- [PROBLEM TO SOLVE] Whenever a line below includes the string "Download", show it.

Records contained in a dataset
-=-=-

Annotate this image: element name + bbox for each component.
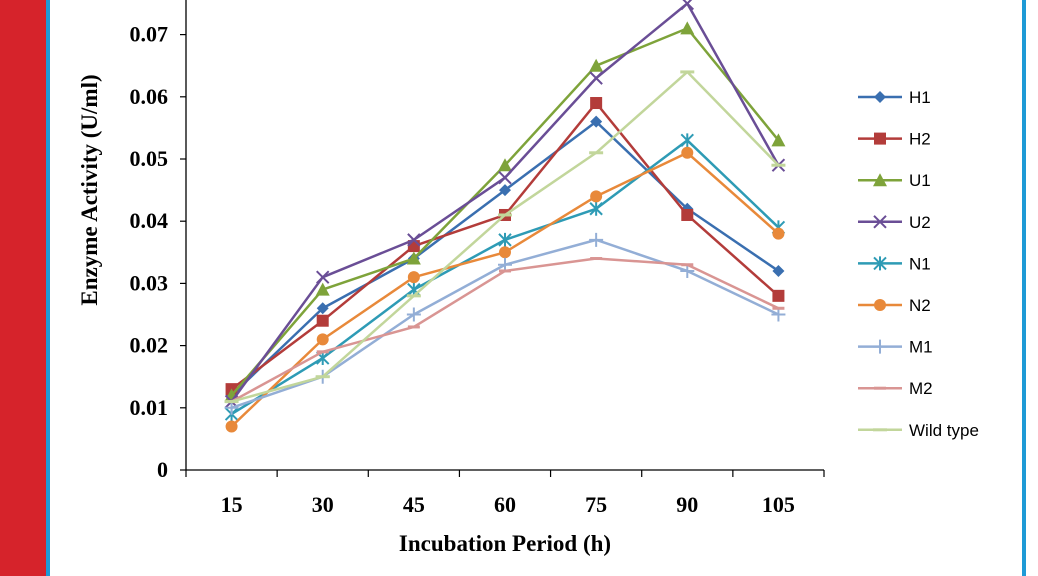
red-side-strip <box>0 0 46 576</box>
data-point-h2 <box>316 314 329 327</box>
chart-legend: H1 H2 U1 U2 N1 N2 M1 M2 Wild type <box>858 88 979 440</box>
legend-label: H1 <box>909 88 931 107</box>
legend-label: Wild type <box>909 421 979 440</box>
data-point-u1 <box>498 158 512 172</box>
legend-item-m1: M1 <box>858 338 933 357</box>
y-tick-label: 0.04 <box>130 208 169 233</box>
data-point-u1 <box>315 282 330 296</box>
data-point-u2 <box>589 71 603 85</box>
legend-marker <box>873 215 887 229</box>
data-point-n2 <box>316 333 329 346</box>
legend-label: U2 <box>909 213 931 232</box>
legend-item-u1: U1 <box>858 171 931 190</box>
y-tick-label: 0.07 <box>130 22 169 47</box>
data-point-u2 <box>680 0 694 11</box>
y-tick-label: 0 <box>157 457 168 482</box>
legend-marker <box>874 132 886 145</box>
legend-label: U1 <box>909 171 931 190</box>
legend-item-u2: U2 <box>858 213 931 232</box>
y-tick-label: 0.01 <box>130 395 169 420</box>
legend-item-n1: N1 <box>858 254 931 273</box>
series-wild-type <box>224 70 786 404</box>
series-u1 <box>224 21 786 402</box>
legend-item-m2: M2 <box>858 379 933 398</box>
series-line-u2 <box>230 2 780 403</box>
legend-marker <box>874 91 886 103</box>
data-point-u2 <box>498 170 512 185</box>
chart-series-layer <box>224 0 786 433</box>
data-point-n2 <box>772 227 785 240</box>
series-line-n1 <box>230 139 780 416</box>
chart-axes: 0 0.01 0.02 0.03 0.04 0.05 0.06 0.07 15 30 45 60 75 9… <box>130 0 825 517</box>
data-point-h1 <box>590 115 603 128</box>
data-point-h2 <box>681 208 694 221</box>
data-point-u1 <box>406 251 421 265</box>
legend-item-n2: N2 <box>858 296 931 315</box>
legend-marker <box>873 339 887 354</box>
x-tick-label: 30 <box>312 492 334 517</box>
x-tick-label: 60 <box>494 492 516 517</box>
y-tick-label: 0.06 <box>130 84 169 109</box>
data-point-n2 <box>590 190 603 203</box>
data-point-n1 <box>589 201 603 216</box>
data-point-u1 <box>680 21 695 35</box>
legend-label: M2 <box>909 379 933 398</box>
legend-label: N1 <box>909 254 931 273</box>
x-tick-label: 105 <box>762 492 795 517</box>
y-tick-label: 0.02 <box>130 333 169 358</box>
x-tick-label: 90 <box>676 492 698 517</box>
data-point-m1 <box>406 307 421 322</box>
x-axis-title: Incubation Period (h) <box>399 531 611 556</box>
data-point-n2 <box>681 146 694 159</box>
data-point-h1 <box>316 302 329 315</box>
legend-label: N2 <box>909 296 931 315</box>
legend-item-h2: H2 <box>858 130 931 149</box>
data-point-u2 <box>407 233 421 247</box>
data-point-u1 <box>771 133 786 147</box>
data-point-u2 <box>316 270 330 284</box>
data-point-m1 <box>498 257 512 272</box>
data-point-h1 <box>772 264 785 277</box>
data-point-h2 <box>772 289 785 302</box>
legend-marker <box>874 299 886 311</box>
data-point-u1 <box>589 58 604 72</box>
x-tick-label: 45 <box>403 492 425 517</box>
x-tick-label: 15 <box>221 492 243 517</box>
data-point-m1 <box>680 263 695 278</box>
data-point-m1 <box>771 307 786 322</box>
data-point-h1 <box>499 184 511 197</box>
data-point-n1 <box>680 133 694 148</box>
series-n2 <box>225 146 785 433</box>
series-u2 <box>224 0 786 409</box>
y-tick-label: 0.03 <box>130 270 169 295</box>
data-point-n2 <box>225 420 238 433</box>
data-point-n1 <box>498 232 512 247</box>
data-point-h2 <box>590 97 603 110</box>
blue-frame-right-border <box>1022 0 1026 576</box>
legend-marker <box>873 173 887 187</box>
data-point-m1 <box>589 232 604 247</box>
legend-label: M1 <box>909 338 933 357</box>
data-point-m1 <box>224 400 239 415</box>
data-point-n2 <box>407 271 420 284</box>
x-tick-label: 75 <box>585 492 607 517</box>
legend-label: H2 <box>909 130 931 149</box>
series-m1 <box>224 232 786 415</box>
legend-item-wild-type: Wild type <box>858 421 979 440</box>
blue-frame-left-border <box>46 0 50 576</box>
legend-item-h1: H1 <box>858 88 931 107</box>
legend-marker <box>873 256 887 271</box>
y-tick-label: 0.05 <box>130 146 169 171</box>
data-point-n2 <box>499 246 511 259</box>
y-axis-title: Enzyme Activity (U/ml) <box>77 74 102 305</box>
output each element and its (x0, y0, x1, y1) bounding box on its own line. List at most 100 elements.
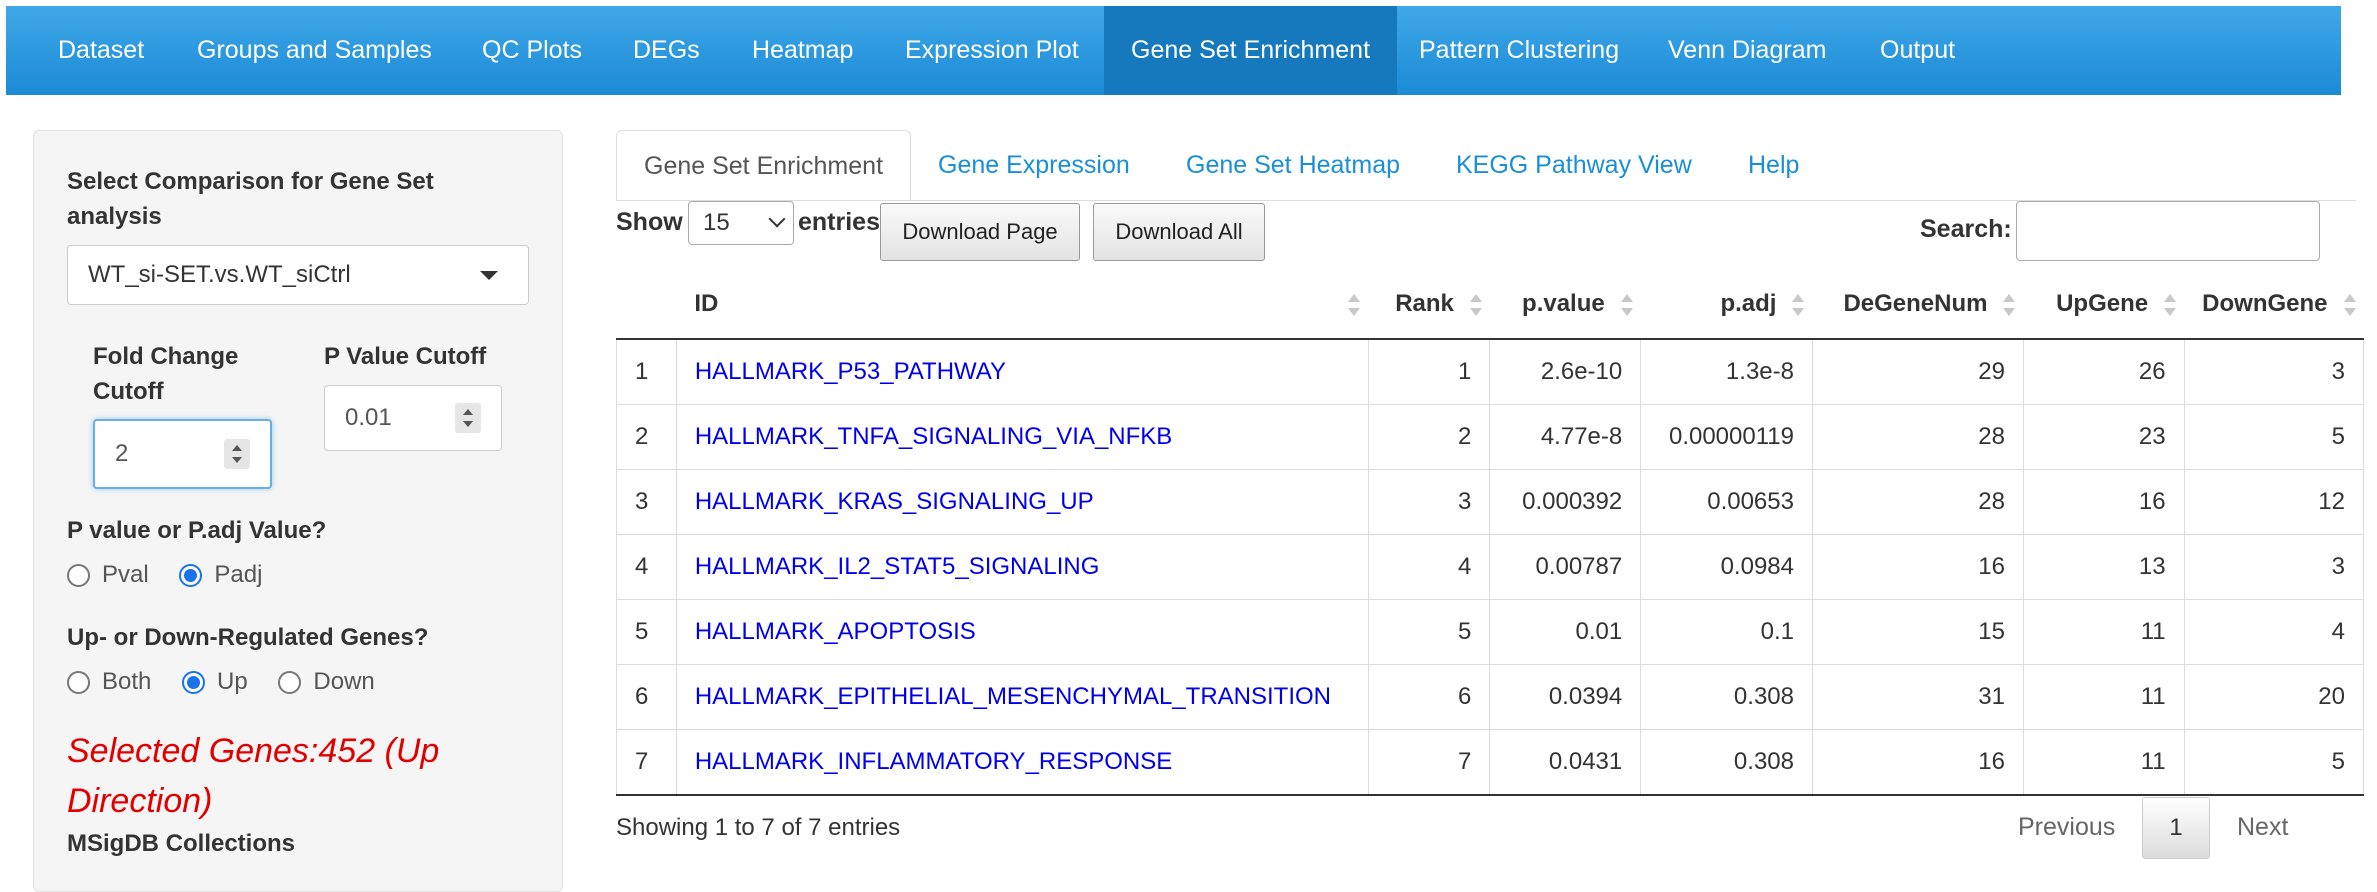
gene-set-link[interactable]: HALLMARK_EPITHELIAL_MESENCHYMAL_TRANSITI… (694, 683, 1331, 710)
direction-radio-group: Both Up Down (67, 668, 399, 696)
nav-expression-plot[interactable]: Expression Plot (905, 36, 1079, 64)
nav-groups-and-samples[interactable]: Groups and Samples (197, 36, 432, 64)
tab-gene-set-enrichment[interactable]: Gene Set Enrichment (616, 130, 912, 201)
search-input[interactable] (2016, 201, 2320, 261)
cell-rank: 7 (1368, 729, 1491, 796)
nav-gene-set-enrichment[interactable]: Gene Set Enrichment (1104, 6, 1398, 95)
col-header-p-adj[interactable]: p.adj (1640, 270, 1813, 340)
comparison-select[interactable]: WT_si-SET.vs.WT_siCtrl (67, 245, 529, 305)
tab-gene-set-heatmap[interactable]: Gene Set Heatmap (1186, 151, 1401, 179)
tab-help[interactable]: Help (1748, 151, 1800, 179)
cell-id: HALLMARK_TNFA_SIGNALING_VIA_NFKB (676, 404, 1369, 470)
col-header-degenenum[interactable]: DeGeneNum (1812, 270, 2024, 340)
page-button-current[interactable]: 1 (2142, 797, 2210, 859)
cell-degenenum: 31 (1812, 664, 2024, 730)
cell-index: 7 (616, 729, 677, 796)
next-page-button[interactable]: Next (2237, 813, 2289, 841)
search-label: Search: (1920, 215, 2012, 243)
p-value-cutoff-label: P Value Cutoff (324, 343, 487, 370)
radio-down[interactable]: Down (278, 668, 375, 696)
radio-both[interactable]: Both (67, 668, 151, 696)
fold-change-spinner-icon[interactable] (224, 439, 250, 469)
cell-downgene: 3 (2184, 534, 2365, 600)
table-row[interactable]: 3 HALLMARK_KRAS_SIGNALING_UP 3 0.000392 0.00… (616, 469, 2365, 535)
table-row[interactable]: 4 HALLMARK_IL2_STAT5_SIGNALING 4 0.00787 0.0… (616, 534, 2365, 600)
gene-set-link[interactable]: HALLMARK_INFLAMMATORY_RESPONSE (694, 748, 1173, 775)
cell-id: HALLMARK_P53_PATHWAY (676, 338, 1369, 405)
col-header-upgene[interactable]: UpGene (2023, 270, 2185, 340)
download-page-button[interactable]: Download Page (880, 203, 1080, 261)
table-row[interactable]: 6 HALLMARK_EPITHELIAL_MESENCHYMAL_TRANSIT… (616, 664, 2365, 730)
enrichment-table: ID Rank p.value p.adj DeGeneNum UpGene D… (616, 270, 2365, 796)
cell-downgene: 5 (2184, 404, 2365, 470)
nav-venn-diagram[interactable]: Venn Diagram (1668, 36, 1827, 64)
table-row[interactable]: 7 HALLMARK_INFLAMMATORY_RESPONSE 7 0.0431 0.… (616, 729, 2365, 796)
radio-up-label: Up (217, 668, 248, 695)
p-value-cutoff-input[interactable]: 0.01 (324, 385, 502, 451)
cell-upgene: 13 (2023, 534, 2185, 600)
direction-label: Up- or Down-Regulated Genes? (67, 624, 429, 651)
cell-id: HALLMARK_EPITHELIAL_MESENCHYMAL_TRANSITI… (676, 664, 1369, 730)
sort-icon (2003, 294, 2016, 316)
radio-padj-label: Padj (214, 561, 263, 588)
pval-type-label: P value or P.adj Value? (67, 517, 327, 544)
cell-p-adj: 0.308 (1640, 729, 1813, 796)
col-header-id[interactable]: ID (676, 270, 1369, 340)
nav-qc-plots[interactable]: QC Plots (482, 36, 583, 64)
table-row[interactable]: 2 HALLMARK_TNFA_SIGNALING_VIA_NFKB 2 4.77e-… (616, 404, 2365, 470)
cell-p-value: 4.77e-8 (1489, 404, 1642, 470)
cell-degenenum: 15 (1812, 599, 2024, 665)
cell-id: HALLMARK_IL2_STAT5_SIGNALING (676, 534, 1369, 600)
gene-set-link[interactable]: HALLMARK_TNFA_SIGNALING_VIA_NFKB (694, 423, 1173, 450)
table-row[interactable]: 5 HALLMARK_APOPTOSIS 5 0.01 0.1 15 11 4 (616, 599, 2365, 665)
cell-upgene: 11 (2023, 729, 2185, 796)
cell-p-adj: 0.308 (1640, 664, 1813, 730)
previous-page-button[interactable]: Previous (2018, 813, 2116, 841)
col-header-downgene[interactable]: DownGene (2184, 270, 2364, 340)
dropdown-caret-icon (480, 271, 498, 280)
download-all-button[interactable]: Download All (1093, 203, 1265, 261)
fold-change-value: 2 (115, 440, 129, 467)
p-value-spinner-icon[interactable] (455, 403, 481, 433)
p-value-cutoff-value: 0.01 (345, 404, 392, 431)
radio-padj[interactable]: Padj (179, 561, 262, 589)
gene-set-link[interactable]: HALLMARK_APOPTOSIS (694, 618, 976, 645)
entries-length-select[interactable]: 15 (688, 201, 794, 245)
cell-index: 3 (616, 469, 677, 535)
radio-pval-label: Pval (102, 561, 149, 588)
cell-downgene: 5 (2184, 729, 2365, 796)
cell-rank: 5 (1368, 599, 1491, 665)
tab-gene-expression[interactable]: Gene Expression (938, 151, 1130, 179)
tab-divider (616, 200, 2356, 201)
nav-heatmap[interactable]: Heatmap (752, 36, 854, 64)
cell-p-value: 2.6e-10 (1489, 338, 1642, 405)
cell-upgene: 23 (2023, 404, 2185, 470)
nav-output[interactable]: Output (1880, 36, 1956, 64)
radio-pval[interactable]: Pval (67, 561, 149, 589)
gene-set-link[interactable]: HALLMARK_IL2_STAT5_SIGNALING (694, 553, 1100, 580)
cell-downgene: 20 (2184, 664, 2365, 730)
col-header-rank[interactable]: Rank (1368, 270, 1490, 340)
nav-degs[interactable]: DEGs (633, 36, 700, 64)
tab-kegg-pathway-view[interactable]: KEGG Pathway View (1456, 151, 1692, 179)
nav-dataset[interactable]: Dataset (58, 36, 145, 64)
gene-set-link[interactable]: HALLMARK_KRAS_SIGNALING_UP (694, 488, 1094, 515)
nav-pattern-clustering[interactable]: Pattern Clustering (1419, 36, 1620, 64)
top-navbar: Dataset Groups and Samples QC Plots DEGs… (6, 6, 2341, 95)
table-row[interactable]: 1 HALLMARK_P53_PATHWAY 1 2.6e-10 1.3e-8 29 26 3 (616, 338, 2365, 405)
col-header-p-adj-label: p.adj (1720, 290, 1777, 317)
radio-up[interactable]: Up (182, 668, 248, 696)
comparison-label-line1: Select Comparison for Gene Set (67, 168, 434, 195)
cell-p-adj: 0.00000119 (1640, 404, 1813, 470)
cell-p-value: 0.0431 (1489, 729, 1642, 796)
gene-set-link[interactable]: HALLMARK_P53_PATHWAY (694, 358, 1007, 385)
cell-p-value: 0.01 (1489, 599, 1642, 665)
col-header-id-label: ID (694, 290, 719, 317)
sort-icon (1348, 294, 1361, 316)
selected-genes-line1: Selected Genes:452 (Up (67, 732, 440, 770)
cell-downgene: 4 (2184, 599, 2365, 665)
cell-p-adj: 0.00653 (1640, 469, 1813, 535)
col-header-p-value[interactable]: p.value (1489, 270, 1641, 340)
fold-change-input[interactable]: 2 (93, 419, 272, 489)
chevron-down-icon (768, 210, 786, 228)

-=-=-

- [COMPLETED TASK]
download-page-button[interactable]: Download Page (880, 203, 1080, 261)
download-all-button[interactable]: Download All (1093, 203, 1265, 261)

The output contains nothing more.